What to do:
The lines of the records that include "somatic" should all be copied.

Dataset content:
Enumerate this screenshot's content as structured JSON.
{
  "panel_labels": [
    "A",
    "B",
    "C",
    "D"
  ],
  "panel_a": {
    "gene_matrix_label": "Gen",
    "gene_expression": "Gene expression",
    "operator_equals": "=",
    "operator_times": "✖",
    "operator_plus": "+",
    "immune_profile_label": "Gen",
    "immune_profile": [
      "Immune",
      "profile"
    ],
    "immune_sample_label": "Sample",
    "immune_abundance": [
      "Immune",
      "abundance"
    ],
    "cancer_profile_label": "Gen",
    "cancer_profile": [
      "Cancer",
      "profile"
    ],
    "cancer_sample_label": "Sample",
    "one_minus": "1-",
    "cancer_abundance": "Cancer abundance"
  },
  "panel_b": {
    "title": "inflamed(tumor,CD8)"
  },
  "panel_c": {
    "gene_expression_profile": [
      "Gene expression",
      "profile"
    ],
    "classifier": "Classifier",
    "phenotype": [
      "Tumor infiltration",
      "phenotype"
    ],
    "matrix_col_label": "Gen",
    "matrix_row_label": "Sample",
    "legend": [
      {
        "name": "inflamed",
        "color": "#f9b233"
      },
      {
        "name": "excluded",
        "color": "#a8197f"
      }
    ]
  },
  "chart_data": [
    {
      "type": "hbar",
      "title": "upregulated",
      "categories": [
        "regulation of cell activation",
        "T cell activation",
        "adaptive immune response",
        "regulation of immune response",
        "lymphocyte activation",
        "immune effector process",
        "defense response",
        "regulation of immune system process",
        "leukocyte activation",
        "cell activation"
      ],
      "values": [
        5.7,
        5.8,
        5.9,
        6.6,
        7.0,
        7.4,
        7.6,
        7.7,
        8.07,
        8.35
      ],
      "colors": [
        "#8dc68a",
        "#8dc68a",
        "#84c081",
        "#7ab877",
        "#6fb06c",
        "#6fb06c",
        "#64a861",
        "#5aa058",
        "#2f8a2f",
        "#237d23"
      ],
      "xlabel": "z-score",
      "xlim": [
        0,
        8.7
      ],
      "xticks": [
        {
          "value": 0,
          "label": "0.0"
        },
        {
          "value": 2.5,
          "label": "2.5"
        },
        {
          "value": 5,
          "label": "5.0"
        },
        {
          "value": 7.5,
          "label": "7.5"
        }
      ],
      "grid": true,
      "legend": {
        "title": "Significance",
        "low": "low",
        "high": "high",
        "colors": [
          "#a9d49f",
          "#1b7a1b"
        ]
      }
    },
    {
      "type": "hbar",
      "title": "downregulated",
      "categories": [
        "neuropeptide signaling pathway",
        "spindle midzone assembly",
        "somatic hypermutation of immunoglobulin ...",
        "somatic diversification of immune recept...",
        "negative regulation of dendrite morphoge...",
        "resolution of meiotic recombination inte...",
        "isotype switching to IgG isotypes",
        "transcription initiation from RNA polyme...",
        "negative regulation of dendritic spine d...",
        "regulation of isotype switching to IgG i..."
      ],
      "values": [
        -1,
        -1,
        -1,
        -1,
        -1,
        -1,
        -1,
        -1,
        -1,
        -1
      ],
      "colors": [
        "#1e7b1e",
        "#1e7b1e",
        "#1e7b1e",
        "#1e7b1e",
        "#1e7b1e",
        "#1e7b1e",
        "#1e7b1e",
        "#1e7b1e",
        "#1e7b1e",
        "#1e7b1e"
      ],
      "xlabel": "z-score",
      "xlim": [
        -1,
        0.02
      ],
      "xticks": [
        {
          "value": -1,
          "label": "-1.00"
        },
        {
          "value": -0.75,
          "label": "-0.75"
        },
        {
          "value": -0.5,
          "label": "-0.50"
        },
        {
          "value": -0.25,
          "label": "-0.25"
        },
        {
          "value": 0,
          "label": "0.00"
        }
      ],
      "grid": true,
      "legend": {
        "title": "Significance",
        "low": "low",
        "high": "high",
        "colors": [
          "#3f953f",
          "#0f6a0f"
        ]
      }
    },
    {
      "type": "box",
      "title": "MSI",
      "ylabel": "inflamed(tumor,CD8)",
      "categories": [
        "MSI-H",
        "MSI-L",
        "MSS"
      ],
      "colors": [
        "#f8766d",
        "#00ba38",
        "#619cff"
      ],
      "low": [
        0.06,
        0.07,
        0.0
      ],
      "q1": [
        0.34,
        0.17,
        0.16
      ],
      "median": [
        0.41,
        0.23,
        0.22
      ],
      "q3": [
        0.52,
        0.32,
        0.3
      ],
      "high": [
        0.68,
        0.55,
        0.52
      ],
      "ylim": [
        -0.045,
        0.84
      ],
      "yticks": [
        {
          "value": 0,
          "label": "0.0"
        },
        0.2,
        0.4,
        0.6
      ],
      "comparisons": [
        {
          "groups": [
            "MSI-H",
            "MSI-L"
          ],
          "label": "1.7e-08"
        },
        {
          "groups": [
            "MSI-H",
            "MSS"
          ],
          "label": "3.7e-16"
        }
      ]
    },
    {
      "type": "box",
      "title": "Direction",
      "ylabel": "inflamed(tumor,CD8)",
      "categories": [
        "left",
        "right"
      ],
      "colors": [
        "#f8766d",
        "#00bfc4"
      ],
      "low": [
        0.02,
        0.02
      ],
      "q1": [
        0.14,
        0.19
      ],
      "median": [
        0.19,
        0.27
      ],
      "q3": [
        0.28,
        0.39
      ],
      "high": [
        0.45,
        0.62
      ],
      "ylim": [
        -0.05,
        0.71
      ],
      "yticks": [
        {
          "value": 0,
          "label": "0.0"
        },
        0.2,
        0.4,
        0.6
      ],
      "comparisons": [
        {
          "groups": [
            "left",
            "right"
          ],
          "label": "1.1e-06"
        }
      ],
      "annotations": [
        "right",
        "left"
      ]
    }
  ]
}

Written solution:
        "somatic hypermutation of immunoglobulin ...",
        "somatic diversification of immune recept...",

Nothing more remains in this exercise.